◆ **Required work**: Filter out everything except lines holding "由图可知".

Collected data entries

--- BEGIN ---

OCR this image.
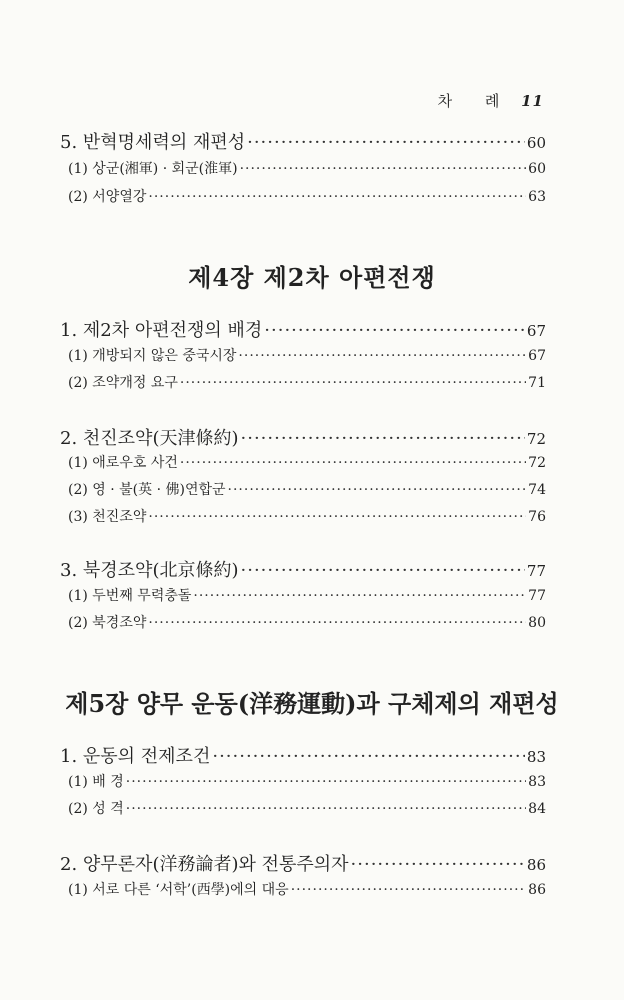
차 례 11
5. 반혁명세력의 재편성 ·····	60
(1) 상군(湘軍) · 회군(淮軍) ·····	60
(2) 서양열강 ·····	63
제4장 제2차 아편전쟁
1. 제2차 아편전쟁의 배경 ·····	67
(1) 개방되지 않은 중국시장 ·····	67
(2) 조약개정 요구 ·····	71
2. 천진조약(天津條約) ·····	72
(1) 애로우호 사건 ·····	72
(2) 영 · 불(英 · 佛)연합군 ·····	74
(3) 천진조약 ·····	76
3. 북경조약(北京條約) ·····	77
(1) 두번째 무력충돌 ·····	77
(2) 북경조약 ·····	80
제5장 양무 운동(洋務運動)과 구체제의 재편성
1. 운동의 전제조건 ·····	83
(1) 배 경 ·····	83
(2) 성 격 ·····	84
2. 양무론자(洋務論者)와 전통주의자 ·····	86
(1) 서로 다른 ‘서학’(西學)에의 대응 ·····	86
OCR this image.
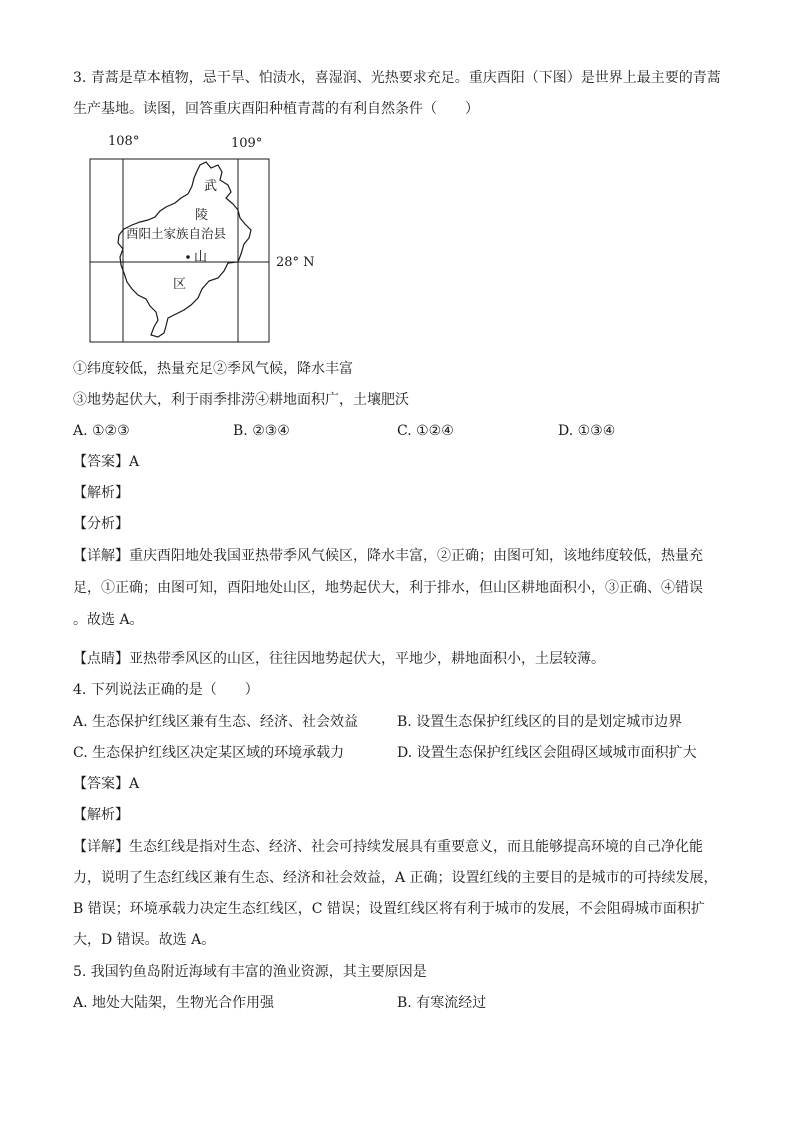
3. 青蒿是草本植物，忌干旱、怕渍水，喜湿润、光热要求充足。重庆酉阳（下图）是世界上最主要的青蒿
生产基地。读图，回答重庆酉阳种植青蒿的有利自然条件（　　）
108°	109°
武
陵
酉阳土家族自治县
山
区
28° N
①纬度较低，热量充足②季风气候，降水丰富
③地势起伏大，利于雨季排涝④耕地面积广，土壤肥沃
A. ①②③	B. ②③④	C. ①②④	D. ①③④
【答案】A
【解析】
【分析】
【详解】重庆酉阳地处我国亚热带季风气候区，降水丰富，②正确；由图可知，该地纬度较低，热量充
足，①正确；由图可知，酉阳地处山区，地势起伏大，利于排水，但山区耕地面积小，③正确、④错误
。故选 A。
【点睛】亚热带季风区的山区，往往因地势起伏大，平地少，耕地面积小，土层较薄。
4. 下列说法正确的是（　　）
A. 生态保护红线区兼有生态、经济、社会效益	B. 设置生态保护红线区的目的是划定城市边界
C. 生态保护红线区决定某区域的环境承载力	D. 设置生态保护红线区会阻碍区域城市面积扩大
【答案】A
【解析】
【详解】生态红线是指对生态、经济、社会可持续发展具有重要意义，而且能够提高环境的自己净化能
力，说明了生态红线区兼有生态、经济和社会效益，A 正确；设置红线的主要目的是城市的可持续发展，
B 错误；环境承载力决定生态红线区，C 错误；设置红线区将有利于城市的发展，不会阻碍城市面积扩
大，D 错误。故选 A。
5. 我国钓鱼岛附近海域有丰富的渔业资源，其主要原因是
A. 地处大陆架，生物光合作用强	B. 有寒流经过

--- END ---

◆ **Result of this task**:
【详解】重庆酉阳地处我国亚热带季风气候区，降水丰富，②正确；由图可知，该地纬度较低，热量充
足，①正确；由图可知，酉阳地处山区，地势起伏大，利于排水，但山区耕地面积小，③正确、④错误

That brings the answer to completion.